• _Records supplied_
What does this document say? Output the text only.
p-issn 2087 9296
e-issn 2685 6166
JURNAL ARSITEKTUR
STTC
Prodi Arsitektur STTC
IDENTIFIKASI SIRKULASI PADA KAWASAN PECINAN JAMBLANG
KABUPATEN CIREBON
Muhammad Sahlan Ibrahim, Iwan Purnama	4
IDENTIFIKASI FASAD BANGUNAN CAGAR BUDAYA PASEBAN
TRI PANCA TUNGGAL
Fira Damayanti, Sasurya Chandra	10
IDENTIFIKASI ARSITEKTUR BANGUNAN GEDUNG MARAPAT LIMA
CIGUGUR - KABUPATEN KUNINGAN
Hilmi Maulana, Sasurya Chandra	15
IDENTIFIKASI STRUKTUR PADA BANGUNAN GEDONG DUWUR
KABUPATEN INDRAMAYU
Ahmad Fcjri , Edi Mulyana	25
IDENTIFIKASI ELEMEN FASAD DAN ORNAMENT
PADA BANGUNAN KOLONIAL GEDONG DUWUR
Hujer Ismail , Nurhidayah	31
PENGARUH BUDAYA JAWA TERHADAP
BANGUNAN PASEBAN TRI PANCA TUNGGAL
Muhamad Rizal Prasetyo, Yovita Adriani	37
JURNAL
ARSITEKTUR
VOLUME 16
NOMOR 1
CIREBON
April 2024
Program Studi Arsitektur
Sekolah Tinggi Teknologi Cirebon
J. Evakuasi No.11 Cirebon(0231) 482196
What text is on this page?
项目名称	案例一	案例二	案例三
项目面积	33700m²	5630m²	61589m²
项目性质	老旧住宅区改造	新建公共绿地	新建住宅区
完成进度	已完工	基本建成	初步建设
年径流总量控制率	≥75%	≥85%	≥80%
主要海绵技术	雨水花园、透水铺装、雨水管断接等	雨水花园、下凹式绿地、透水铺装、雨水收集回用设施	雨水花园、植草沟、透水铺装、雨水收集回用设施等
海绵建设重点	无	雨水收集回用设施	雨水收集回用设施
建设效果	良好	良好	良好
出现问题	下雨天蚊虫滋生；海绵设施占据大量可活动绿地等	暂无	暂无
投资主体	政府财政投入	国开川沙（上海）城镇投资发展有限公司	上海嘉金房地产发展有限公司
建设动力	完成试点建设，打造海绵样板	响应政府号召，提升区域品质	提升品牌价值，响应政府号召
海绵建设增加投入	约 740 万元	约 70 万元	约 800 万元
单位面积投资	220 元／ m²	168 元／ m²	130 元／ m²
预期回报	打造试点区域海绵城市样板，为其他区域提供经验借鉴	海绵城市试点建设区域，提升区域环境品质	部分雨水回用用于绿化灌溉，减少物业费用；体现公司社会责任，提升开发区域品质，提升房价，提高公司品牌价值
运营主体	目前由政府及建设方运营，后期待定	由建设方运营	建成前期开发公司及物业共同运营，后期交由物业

• _Exercise prompt_
Identify which lines contain the word "KABUPATEN" and copy each one.

• _Answer to this problem_
KABUPATEN CIREBON
CIGUGUR - KABUPATEN KUNINGAN
KABUPATEN INDRAMAYU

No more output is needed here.